■ DIRECTIVE: Of the lines in this material, how many contain "Test"? Answer with a single number only.

--- Start ---

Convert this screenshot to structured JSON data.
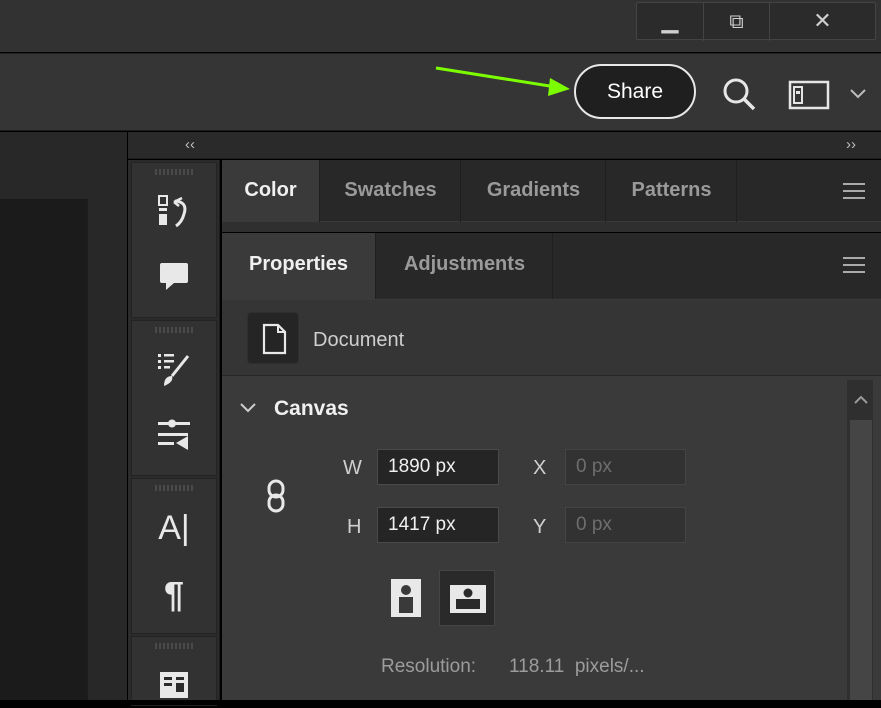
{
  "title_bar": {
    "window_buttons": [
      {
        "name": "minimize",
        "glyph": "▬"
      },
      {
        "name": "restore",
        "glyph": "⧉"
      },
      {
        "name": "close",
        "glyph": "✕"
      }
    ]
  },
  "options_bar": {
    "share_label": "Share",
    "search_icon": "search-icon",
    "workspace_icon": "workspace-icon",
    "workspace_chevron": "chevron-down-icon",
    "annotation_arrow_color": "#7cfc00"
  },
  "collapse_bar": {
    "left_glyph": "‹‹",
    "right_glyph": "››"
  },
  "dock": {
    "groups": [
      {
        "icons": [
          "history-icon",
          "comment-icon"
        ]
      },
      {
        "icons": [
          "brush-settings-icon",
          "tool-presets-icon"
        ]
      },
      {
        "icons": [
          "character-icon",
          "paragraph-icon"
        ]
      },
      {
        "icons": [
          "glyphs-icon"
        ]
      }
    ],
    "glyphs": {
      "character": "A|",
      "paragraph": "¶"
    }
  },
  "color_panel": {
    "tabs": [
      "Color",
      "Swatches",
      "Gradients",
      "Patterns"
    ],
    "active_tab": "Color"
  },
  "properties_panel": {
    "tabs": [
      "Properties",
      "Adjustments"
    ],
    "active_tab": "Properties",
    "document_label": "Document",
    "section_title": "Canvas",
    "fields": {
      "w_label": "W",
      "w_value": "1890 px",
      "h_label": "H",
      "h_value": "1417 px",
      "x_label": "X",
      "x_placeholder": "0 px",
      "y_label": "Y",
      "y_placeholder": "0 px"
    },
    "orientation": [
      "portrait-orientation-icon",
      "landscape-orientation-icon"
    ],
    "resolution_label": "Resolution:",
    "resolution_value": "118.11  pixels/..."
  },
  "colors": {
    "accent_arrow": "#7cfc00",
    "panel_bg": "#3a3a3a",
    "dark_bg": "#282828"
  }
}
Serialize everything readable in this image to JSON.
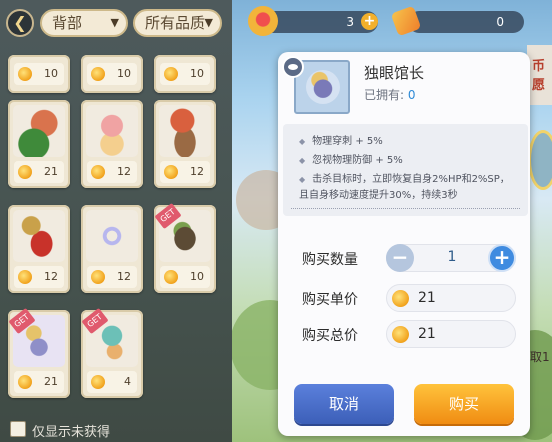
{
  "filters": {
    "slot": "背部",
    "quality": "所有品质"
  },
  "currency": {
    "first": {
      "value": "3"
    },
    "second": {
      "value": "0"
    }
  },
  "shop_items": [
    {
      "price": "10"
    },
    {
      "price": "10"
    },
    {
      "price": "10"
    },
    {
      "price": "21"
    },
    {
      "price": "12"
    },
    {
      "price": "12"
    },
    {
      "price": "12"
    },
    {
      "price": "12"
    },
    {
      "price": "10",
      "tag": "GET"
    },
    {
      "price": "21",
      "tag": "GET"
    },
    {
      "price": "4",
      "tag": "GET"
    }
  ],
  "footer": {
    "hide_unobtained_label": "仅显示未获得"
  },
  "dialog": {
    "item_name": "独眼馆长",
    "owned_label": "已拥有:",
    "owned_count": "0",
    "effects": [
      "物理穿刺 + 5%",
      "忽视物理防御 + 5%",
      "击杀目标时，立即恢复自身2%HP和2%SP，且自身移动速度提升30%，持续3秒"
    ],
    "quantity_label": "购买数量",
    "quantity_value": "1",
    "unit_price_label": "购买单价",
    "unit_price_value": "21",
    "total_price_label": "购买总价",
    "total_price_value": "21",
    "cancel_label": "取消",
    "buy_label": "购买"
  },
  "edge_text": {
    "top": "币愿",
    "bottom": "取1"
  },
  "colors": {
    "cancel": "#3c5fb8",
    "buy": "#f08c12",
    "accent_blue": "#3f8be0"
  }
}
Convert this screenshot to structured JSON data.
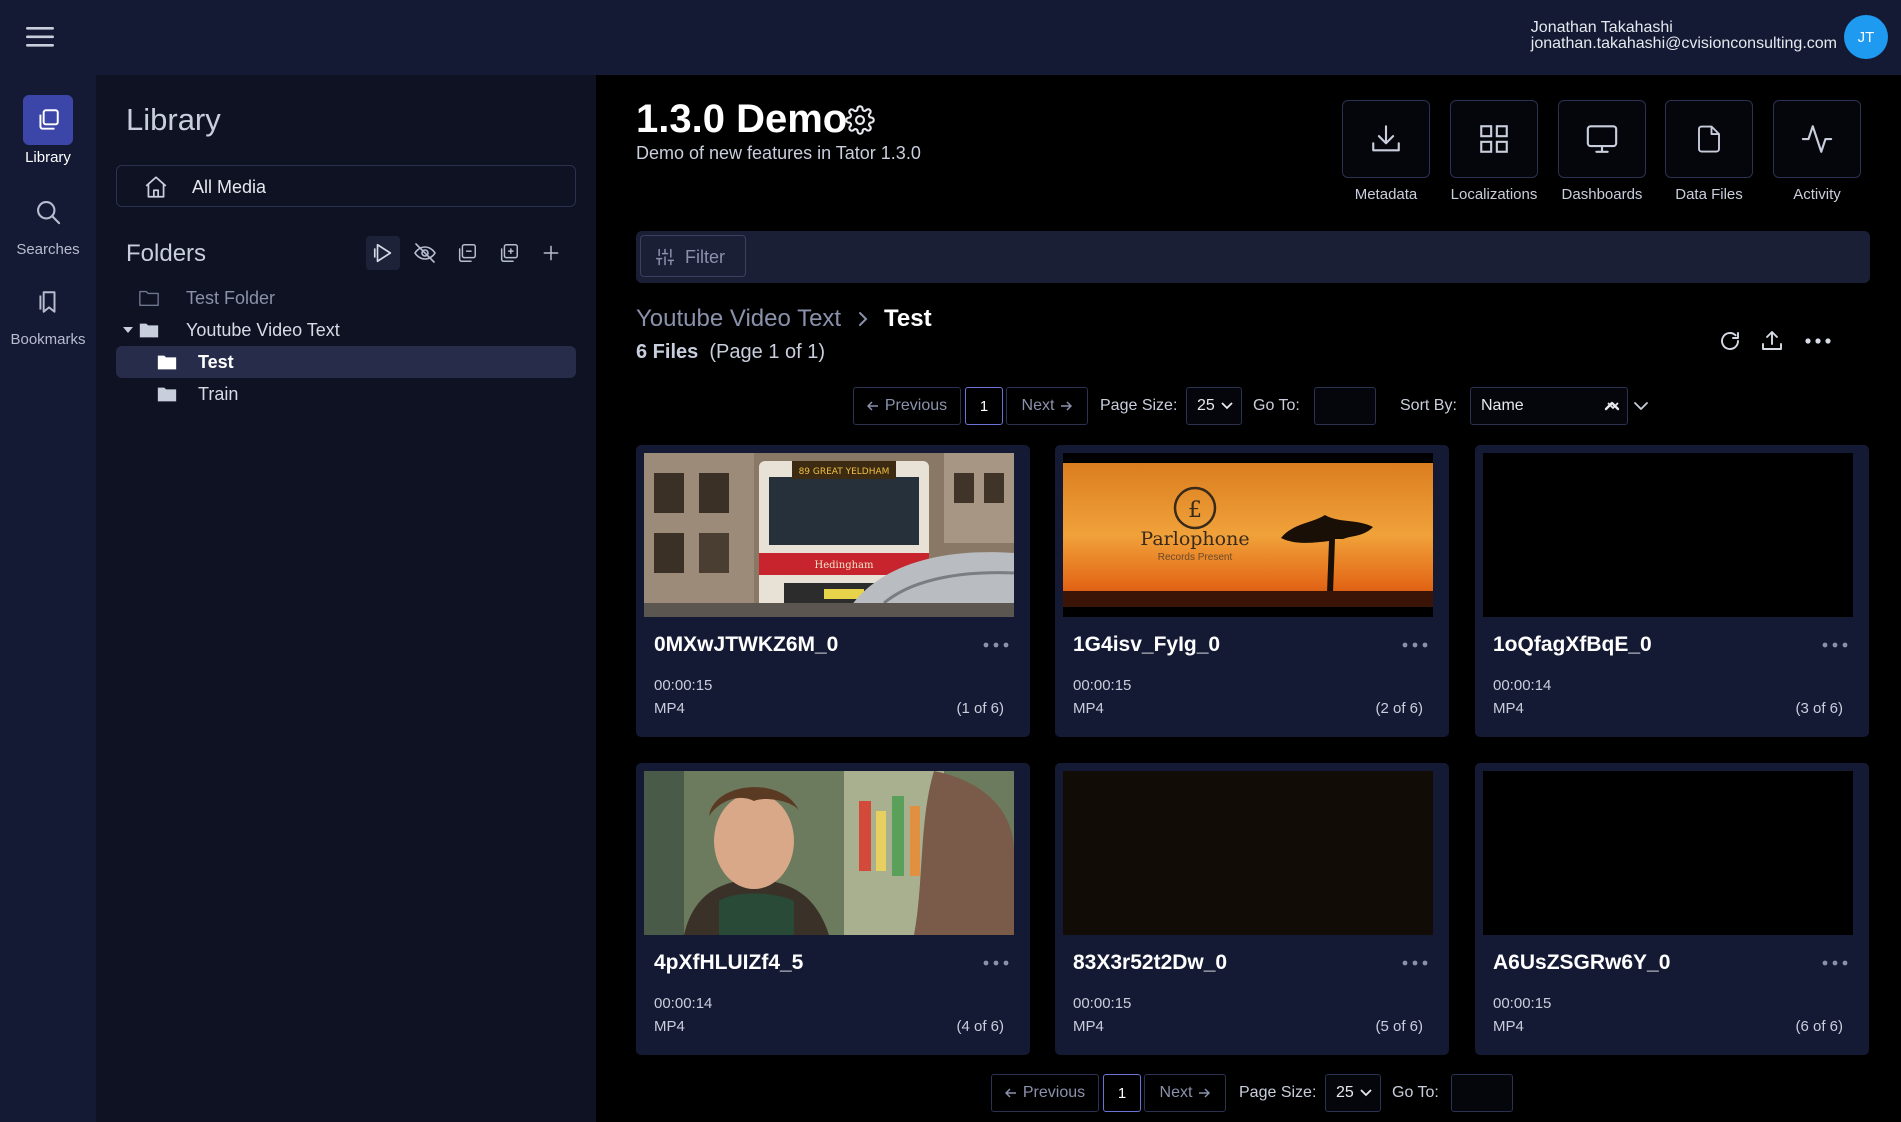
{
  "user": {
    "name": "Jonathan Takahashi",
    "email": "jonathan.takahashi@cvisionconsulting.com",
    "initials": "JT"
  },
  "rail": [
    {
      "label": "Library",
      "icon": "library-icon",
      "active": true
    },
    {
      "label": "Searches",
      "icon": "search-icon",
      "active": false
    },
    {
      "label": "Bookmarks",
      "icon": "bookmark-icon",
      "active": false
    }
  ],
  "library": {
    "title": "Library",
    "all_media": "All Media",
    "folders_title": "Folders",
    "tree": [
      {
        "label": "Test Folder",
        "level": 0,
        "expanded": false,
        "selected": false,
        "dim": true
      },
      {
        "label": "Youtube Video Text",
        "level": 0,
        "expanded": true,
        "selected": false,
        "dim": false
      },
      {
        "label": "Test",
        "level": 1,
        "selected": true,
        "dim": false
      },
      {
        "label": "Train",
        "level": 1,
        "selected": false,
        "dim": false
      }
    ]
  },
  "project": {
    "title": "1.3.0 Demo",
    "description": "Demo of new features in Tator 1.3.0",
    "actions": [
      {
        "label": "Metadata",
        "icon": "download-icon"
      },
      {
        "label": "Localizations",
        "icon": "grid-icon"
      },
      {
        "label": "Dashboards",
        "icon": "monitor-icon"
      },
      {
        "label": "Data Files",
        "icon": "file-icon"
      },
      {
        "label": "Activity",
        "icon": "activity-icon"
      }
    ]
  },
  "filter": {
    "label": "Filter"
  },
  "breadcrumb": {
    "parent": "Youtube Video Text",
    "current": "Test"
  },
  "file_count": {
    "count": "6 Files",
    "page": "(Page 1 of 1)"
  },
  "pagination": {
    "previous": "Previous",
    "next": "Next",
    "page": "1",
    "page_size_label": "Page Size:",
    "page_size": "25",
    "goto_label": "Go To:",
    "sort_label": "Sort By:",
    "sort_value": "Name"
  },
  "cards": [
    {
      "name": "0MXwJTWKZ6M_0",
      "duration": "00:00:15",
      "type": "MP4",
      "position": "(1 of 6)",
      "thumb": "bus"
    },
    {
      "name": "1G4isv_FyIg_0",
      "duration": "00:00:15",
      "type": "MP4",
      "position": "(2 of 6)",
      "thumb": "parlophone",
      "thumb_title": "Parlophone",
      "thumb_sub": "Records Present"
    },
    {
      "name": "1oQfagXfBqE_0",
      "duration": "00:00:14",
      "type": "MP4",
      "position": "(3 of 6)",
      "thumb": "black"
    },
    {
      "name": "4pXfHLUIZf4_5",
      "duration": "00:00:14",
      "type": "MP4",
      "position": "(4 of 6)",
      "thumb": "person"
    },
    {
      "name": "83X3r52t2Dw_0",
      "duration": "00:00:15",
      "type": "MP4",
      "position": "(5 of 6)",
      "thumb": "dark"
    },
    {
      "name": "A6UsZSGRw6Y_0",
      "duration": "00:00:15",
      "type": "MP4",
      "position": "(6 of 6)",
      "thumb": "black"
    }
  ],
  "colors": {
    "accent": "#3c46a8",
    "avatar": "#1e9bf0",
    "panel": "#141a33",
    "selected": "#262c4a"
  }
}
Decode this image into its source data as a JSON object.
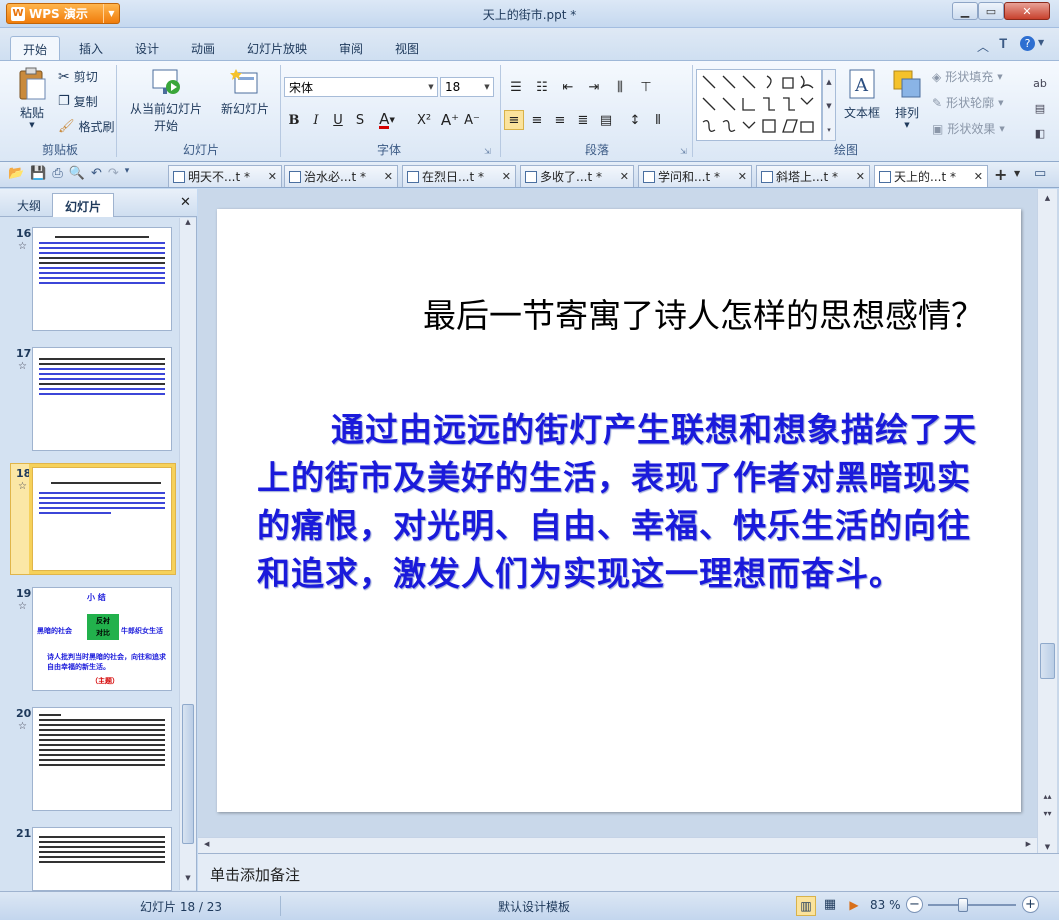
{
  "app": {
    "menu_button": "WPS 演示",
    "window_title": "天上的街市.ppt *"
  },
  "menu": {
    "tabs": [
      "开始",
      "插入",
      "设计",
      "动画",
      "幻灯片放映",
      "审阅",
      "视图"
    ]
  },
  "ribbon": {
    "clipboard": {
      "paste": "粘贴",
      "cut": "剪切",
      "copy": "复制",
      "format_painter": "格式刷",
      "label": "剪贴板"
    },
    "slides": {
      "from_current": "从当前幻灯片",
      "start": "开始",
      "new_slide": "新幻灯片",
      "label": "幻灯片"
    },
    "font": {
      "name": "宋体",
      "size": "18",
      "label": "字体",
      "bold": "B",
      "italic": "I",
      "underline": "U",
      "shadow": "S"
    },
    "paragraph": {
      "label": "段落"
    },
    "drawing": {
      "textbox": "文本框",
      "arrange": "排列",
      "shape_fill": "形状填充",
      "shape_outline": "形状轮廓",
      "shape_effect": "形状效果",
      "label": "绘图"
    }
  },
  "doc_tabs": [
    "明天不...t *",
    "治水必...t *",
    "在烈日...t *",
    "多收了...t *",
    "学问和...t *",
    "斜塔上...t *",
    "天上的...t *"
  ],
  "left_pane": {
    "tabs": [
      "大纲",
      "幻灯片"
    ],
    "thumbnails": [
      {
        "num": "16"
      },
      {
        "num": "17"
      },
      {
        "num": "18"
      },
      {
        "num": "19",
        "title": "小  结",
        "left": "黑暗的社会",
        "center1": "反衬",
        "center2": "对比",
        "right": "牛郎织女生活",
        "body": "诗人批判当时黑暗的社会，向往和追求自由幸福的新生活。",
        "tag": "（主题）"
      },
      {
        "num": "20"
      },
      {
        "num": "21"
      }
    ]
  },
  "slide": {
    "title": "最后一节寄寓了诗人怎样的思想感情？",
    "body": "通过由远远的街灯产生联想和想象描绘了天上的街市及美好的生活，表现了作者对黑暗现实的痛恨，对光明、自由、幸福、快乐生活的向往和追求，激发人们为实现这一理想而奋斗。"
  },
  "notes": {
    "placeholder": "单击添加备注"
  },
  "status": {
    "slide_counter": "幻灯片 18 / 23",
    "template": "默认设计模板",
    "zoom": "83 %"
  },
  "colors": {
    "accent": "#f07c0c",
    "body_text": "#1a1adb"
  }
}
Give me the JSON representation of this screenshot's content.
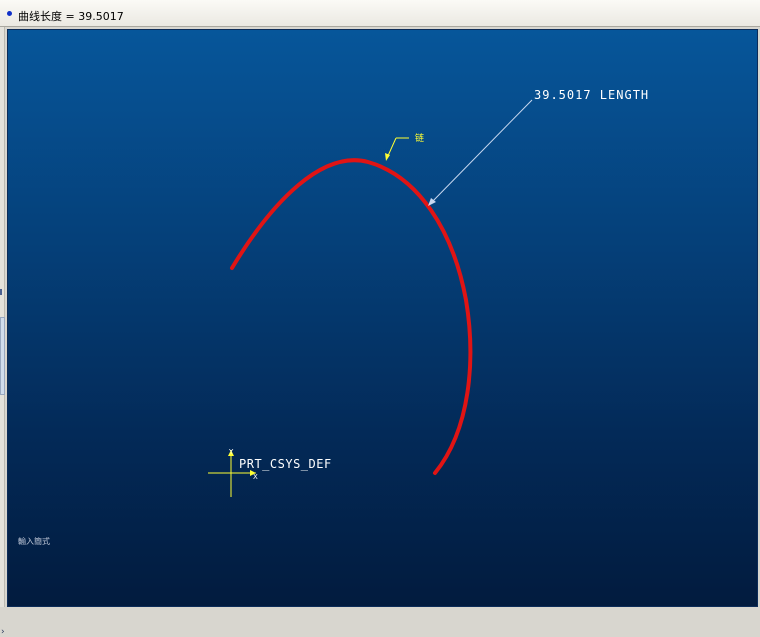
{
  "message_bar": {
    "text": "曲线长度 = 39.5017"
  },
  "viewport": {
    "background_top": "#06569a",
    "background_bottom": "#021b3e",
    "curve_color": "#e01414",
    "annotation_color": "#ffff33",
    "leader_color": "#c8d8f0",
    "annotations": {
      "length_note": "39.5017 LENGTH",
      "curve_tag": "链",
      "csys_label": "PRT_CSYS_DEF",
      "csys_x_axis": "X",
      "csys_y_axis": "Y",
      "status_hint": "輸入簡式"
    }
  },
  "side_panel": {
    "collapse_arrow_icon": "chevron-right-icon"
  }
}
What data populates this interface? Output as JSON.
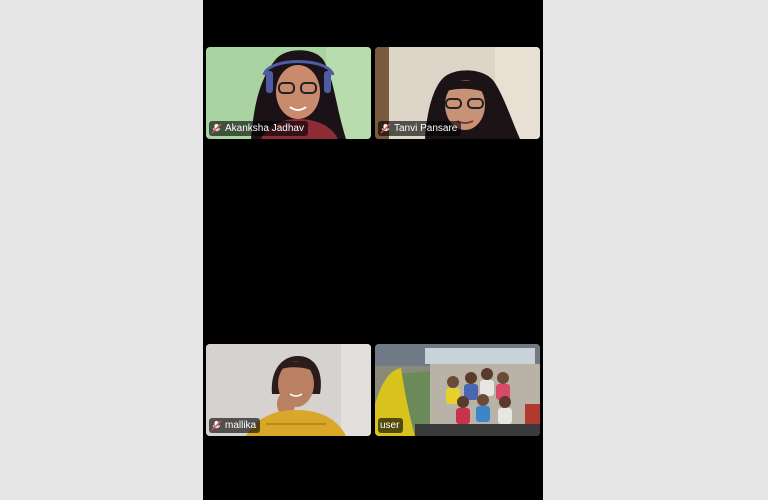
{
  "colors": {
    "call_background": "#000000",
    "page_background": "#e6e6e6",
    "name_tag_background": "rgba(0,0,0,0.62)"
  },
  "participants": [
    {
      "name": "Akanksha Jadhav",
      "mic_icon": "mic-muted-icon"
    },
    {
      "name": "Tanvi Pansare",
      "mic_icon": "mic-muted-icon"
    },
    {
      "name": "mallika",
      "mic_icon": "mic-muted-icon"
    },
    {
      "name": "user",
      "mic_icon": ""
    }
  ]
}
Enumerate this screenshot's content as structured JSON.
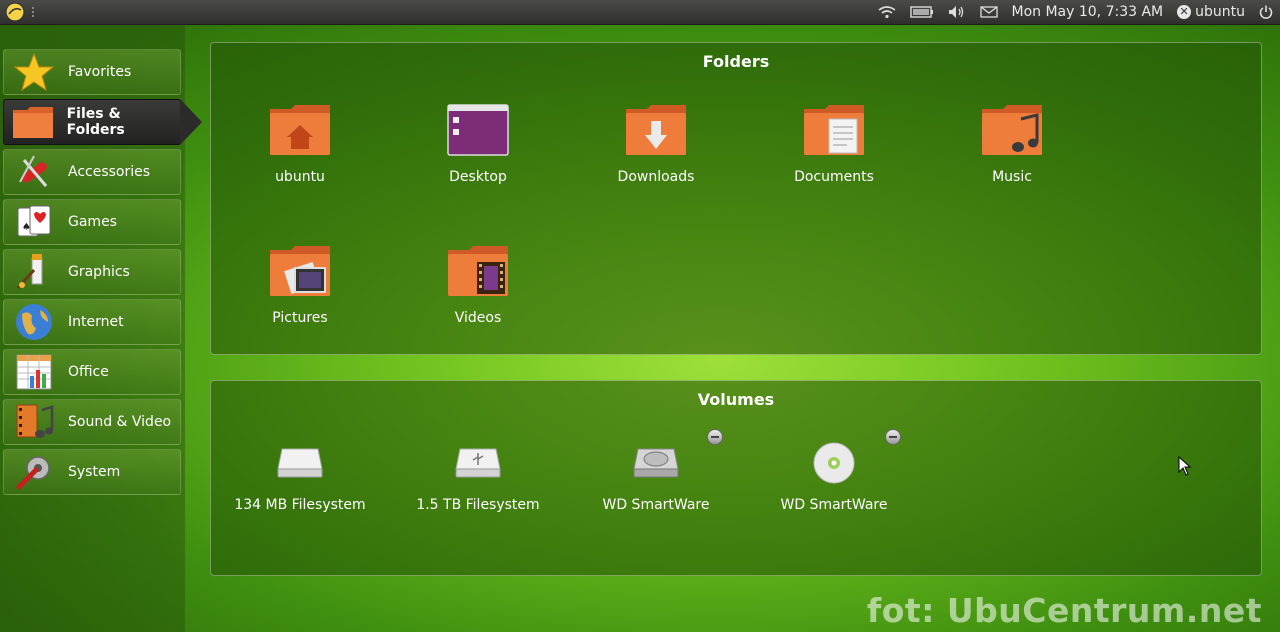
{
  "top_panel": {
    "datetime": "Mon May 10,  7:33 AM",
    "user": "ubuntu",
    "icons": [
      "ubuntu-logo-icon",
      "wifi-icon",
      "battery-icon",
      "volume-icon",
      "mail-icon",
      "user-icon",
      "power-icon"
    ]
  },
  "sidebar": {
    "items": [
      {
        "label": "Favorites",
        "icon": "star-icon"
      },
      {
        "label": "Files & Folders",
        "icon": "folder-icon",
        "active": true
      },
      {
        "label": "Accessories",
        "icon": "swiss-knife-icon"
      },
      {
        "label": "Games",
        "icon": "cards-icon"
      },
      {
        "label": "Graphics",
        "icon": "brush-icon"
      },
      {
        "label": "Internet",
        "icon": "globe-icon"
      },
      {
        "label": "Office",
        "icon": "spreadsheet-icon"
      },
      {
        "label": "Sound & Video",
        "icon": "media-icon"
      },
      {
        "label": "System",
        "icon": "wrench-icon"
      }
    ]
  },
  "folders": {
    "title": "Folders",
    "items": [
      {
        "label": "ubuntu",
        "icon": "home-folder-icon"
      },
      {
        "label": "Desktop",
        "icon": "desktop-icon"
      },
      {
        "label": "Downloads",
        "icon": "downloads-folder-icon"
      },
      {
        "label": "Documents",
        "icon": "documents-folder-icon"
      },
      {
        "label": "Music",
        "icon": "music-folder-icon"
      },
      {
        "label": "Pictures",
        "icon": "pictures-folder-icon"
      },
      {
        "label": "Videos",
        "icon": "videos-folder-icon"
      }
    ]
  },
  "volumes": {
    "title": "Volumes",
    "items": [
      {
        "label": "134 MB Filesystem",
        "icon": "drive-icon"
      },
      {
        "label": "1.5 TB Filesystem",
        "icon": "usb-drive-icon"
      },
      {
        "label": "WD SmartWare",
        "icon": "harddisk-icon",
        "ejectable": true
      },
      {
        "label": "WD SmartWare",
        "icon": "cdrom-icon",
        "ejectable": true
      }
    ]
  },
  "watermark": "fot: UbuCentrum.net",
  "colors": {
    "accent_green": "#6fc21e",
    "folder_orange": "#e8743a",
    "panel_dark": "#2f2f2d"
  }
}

--- End ---

■ CORRECT OUTPUT: 3